__TASK TO COMPLETE__: Copy out all lines in the data below containing the string "color".
========
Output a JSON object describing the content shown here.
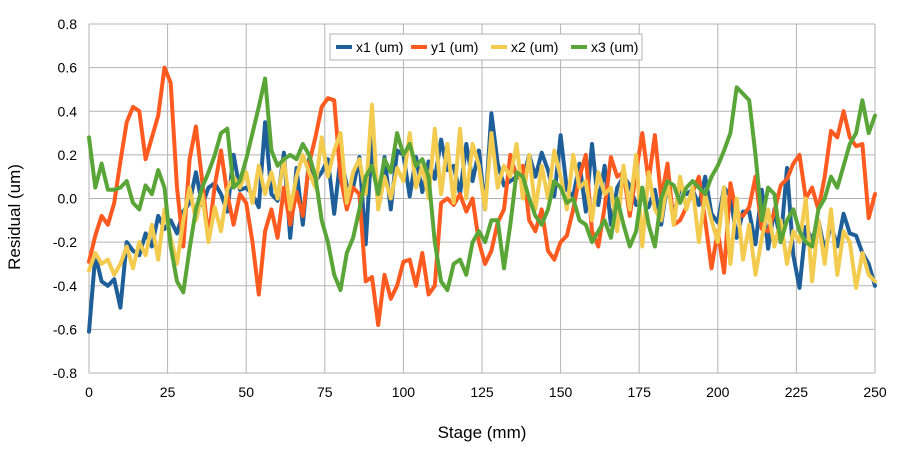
{
  "chart_data": {
    "type": "line",
    "title": "",
    "xlabel": "Stage (mm)",
    "ylabel": "Residual (um)",
    "xlim": [
      0,
      250
    ],
    "ylim": [
      -0.8,
      0.8
    ],
    "xticks": [
      0,
      25,
      50,
      75,
      100,
      125,
      150,
      175,
      200,
      225,
      250
    ],
    "yticks": [
      -0.8,
      -0.6,
      -0.4,
      -0.2,
      0.0,
      0.2,
      0.4,
      0.6,
      0.8
    ],
    "ytick_labels": [
      "-0.8",
      "-0.6",
      "-0.4",
      "-0.2",
      "0.0",
      "0.2",
      "0.4",
      "0.6",
      "0.8"
    ],
    "grid": true,
    "legend_position": "top-center",
    "series": [
      {
        "name": "x1 (um)",
        "color": "#1f5f99",
        "x": [
          0,
          2,
          4,
          6,
          8,
          10,
          12,
          14,
          16,
          18,
          20,
          22,
          24,
          26,
          28,
          30,
          32,
          34,
          36,
          38,
          40,
          42,
          44,
          46,
          48,
          50,
          52,
          54,
          56,
          58,
          60,
          62,
          64,
          66,
          68,
          70,
          72,
          74,
          76,
          78,
          80,
          82,
          84,
          86,
          88,
          90,
          92,
          94,
          96,
          98,
          100,
          102,
          104,
          106,
          108,
          110,
          112,
          114,
          116,
          118,
          120,
          122,
          124,
          126,
          128,
          130,
          132,
          134,
          136,
          138,
          140,
          142,
          144,
          146,
          148,
          150,
          152,
          154,
          156,
          158,
          160,
          162,
          164,
          166,
          168,
          170,
          172,
          174,
          176,
          178,
          180,
          182,
          184,
          186,
          188,
          190,
          192,
          194,
          196,
          198,
          200,
          202,
          204,
          206,
          208,
          210,
          212,
          214,
          216,
          218,
          220,
          222,
          224,
          226,
          228,
          230,
          232,
          234,
          236,
          238,
          240,
          242,
          244,
          246,
          248,
          250
        ],
        "values": [
          -0.61,
          -0.26,
          -0.38,
          -0.4,
          -0.37,
          -0.5,
          -0.2,
          -0.24,
          -0.26,
          -0.16,
          -0.22,
          -0.08,
          -0.14,
          -0.1,
          -0.16,
          -0.06,
          -0.02,
          0.12,
          -0.03,
          0.05,
          0.07,
          0.02,
          -0.06,
          0.2,
          0.04,
          0.05,
          0.02,
          -0.04,
          0.35,
          0.02,
          -0.01,
          0.21,
          -0.18,
          0.14,
          -0.12,
          0.18,
          0.08,
          0.12,
          0.18,
          -0.07,
          0.19,
          0.06,
          0.05,
          0.19,
          -0.21,
          0.28,
          -0.03,
          0.19,
          -0.05,
          0.22,
          0.2,
          0.01,
          0.19,
          0.03,
          0.17,
          0.09,
          0.27,
          0.13,
          0.15,
          0.02,
          0.25,
          0.08,
          0.22,
          -0.05,
          0.39,
          0.16,
          0.06,
          0.08,
          0.1,
          0.09,
          0.2,
          0.1,
          0.21,
          0.13,
          0.01,
          0.29,
          0.04,
          0.01,
          0.16,
          -0.06,
          0.25,
          -0.03,
          0.15,
          -0.12,
          0.05,
          0.1,
          0.06,
          -0.03,
          0.02,
          -0.04,
          0.04,
          -0.12,
          0.07,
          -0.08,
          0.05,
          0.02,
          0.04,
          -0.03,
          0.1,
          -0.07,
          -0.11,
          0.05,
          0.01,
          -0.18,
          -0.06,
          -0.06,
          -0.21,
          0.04,
          -0.23,
          -0.05,
          -0.2,
          0.14,
          -0.26,
          -0.41,
          -0.13,
          -0.19,
          -0.1,
          -0.24,
          -0.12,
          -0.22,
          -0.07,
          -0.16,
          -0.17,
          -0.25,
          -0.3,
          -0.4
        ]
      },
      {
        "name": "y1 (um)",
        "color": "#ff5a1f",
        "x": [
          0,
          2,
          4,
          6,
          8,
          10,
          12,
          14,
          16,
          18,
          20,
          22,
          24,
          26,
          28,
          30,
          32,
          34,
          36,
          38,
          40,
          42,
          44,
          46,
          48,
          50,
          52,
          54,
          56,
          58,
          60,
          62,
          64,
          66,
          68,
          70,
          72,
          74,
          76,
          78,
          80,
          82,
          84,
          86,
          88,
          90,
          92,
          94,
          96,
          98,
          100,
          102,
          104,
          106,
          108,
          110,
          112,
          114,
          116,
          118,
          120,
          122,
          124,
          126,
          128,
          130,
          132,
          134,
          136,
          138,
          140,
          142,
          144,
          146,
          148,
          150,
          152,
          154,
          156,
          158,
          160,
          162,
          164,
          166,
          168,
          170,
          172,
          174,
          176,
          178,
          180,
          182,
          184,
          186,
          188,
          190,
          192,
          194,
          196,
          198,
          200,
          202,
          204,
          206,
          208,
          210,
          212,
          214,
          216,
          218,
          220,
          222,
          224,
          226,
          228,
          230,
          232,
          234,
          236,
          238,
          240,
          242,
          244,
          246,
          248,
          250
        ],
        "values": [
          -0.29,
          -0.17,
          -0.08,
          -0.12,
          -0.02,
          0.17,
          0.35,
          0.42,
          0.4,
          0.18,
          0.28,
          0.38,
          0.6,
          0.53,
          0.05,
          -0.22,
          0.18,
          0.33,
          0.08,
          -0.18,
          0.06,
          0.22,
          0.02,
          -0.12,
          0.02,
          -0.02,
          -0.2,
          -0.44,
          -0.15,
          -0.05,
          -0.18,
          0.05,
          -0.12,
          0.03,
          -0.08,
          0.16,
          0.28,
          0.42,
          0.46,
          0.45,
          0.1,
          -0.05,
          0.05,
          0.02,
          -0.38,
          -0.36,
          -0.58,
          -0.35,
          -0.46,
          -0.4,
          -0.29,
          -0.28,
          -0.4,
          -0.25,
          -0.44,
          -0.4,
          -0.02,
          0.0,
          -0.03,
          0.02,
          -0.06,
          0.0,
          -0.2,
          -0.3,
          -0.24,
          -0.11,
          -0.05,
          0.2,
          0.1,
          0.15,
          -0.1,
          -0.15,
          -0.05,
          -0.24,
          -0.28,
          -0.2,
          -0.17,
          -0.05,
          0.1,
          0.2,
          -0.15,
          -0.22,
          -0.04,
          0.19,
          0.1,
          0.12,
          -0.08,
          0.12,
          0.3,
          0.08,
          0.29,
          0.0,
          0.16,
          -0.12,
          -0.1,
          -0.04,
          0.03,
          0.1,
          -0.1,
          -0.32,
          -0.15,
          -0.34,
          0.07,
          -0.07,
          -0.08,
          -0.04,
          0.1,
          -0.14,
          -0.15,
          -0.06,
          0.06,
          0.09,
          0.16,
          0.2,
          0.0,
          0.05,
          -0.05,
          0.1,
          0.31,
          0.28,
          0.4,
          0.28,
          0.24,
          0.25,
          -0.09,
          0.02
        ]
      },
      {
        "name": "x2 (um)",
        "color": "#f2cb4f",
        "x": [
          0,
          2,
          4,
          6,
          8,
          10,
          12,
          14,
          16,
          18,
          20,
          22,
          24,
          26,
          28,
          30,
          32,
          34,
          36,
          38,
          40,
          42,
          44,
          46,
          48,
          50,
          52,
          54,
          56,
          58,
          60,
          62,
          64,
          66,
          68,
          70,
          72,
          74,
          76,
          78,
          80,
          82,
          84,
          86,
          88,
          90,
          92,
          94,
          96,
          98,
          100,
          102,
          104,
          106,
          108,
          110,
          112,
          114,
          116,
          118,
          120,
          122,
          124,
          126,
          128,
          130,
          132,
          134,
          136,
          138,
          140,
          142,
          144,
          146,
          148,
          150,
          152,
          154,
          156,
          158,
          160,
          162,
          164,
          166,
          168,
          170,
          172,
          174,
          176,
          178,
          180,
          182,
          184,
          186,
          188,
          190,
          192,
          194,
          196,
          198,
          200,
          202,
          204,
          206,
          208,
          210,
          212,
          214,
          216,
          218,
          220,
          222,
          224,
          226,
          228,
          230,
          232,
          234,
          236,
          238,
          240,
          242,
          244,
          246,
          248,
          250
        ],
        "values": [
          -0.33,
          -0.25,
          -0.3,
          -0.28,
          -0.35,
          -0.3,
          -0.22,
          -0.32,
          -0.2,
          -0.26,
          -0.12,
          -0.28,
          -0.05,
          -0.18,
          -0.3,
          -0.1,
          0.05,
          -0.1,
          0.02,
          -0.2,
          -0.04,
          -0.15,
          0.04,
          0.1,
          0.05,
          0.12,
          -0.02,
          0.15,
          0.02,
          0.12,
          0.0,
          0.18,
          -0.05,
          0.1,
          0.2,
          0.12,
          0.05,
          0.28,
          0.1,
          0.22,
          0.3,
          -0.02,
          0.12,
          0.18,
          0.02,
          0.43,
          -0.05,
          0.1,
          0.0,
          0.14,
          0.08,
          0.3,
          0.05,
          0.15,
          0.0,
          0.32,
          0.02,
          0.25,
          -0.02,
          0.32,
          0.0,
          0.25,
          0.15,
          -0.05,
          0.3,
          0.05,
          0.15,
          0.1,
          0.25,
          0.0,
          0.2,
          -0.05,
          0.15,
          0.0,
          0.22,
          0.1,
          -0.05,
          0.2,
          0.05,
          0.08,
          -0.1,
          0.12,
          0.02,
          0.05,
          -0.15,
          0.15,
          -0.05,
          0.2,
          -0.22,
          0.12,
          -0.05,
          -0.1,
          0.08,
          -0.12,
          0.1,
          -0.05,
          0.05,
          -0.2,
          0.02,
          -0.1,
          -0.2,
          0.05,
          -0.3,
          0.0,
          -0.28,
          -0.12,
          -0.35,
          -0.18,
          -0.05,
          -0.22,
          -0.1,
          -0.3,
          -0.15,
          -0.2,
          0.0,
          -0.38,
          -0.1,
          -0.3,
          -0.05,
          -0.35,
          -0.15,
          -0.2,
          -0.41,
          -0.25,
          -0.35,
          -0.38
        ]
      },
      {
        "name": "x3 (um)",
        "color": "#5aa537",
        "x": [
          0,
          2,
          4,
          6,
          8,
          10,
          12,
          14,
          16,
          18,
          20,
          22,
          24,
          26,
          28,
          30,
          32,
          34,
          36,
          38,
          40,
          42,
          44,
          46,
          48,
          50,
          52,
          54,
          56,
          58,
          60,
          62,
          64,
          66,
          68,
          70,
          72,
          74,
          76,
          78,
          80,
          82,
          84,
          86,
          88,
          90,
          92,
          94,
          96,
          98,
          100,
          102,
          104,
          106,
          108,
          110,
          112,
          114,
          116,
          118,
          120,
          122,
          124,
          126,
          128,
          130,
          132,
          134,
          136,
          138,
          140,
          142,
          144,
          146,
          148,
          150,
          152,
          154,
          156,
          158,
          160,
          162,
          164,
          166,
          168,
          170,
          172,
          174,
          176,
          178,
          180,
          182,
          184,
          186,
          188,
          190,
          192,
          194,
          196,
          198,
          200,
          202,
          204,
          206,
          208,
          210,
          212,
          214,
          216,
          218,
          220,
          222,
          224,
          226,
          228,
          230,
          232,
          234,
          236,
          238,
          240,
          242,
          244,
          246,
          248,
          250
        ],
        "values": [
          0.28,
          0.05,
          0.16,
          0.04,
          0.04,
          0.05,
          0.08,
          -0.02,
          -0.05,
          0.06,
          0.02,
          0.13,
          0.05,
          -0.22,
          -0.38,
          -0.43,
          -0.23,
          -0.05,
          0.05,
          0.12,
          0.2,
          0.3,
          0.32,
          0.05,
          0.08,
          0.18,
          0.3,
          0.42,
          0.55,
          0.22,
          0.15,
          0.18,
          0.2,
          0.18,
          0.25,
          0.2,
          0.1,
          -0.1,
          -0.2,
          -0.35,
          -0.42,
          -0.25,
          -0.18,
          -0.05,
          0.1,
          0.15,
          0.02,
          0.18,
          0.12,
          0.3,
          0.2,
          0.25,
          0.15,
          0.18,
          0.1,
          -0.2,
          -0.38,
          -0.42,
          -0.3,
          -0.28,
          -0.35,
          -0.2,
          -0.15,
          -0.2,
          -0.1,
          -0.1,
          -0.32,
          -0.12,
          0.12,
          0.1,
          0.0,
          -0.08,
          -0.12,
          -0.05,
          0.08,
          0.05,
          -0.02,
          0.0,
          -0.1,
          -0.12,
          -0.2,
          -0.15,
          -0.1,
          -0.18,
          0.0,
          -0.12,
          -0.22,
          -0.15,
          0.05,
          -0.12,
          -0.22,
          0.0,
          0.08,
          0.06,
          -0.02,
          0.05,
          0.08,
          0.05,
          0.02,
          0.1,
          0.15,
          0.22,
          0.3,
          0.51,
          0.48,
          0.45,
          0.2,
          -0.1,
          0.05,
          0.02,
          -0.2,
          -0.1,
          -0.05,
          -0.15,
          -0.2,
          -0.22,
          -0.05,
          0.0,
          0.1,
          0.05,
          0.15,
          0.25,
          0.3,
          0.45,
          0.3,
          0.38
        ]
      }
    ]
  }
}
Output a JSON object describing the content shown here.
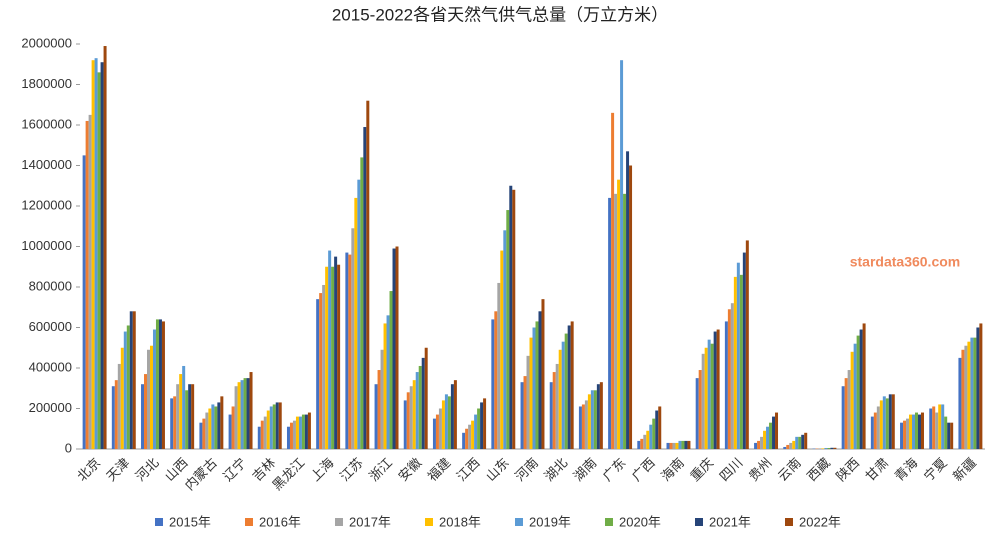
========
__OUTPUT BELOW__:
        "color": "#1f5f99",
        "color": "#ff5a1f",
        "color": "#f2cb4f",
        "color": "#5aa537",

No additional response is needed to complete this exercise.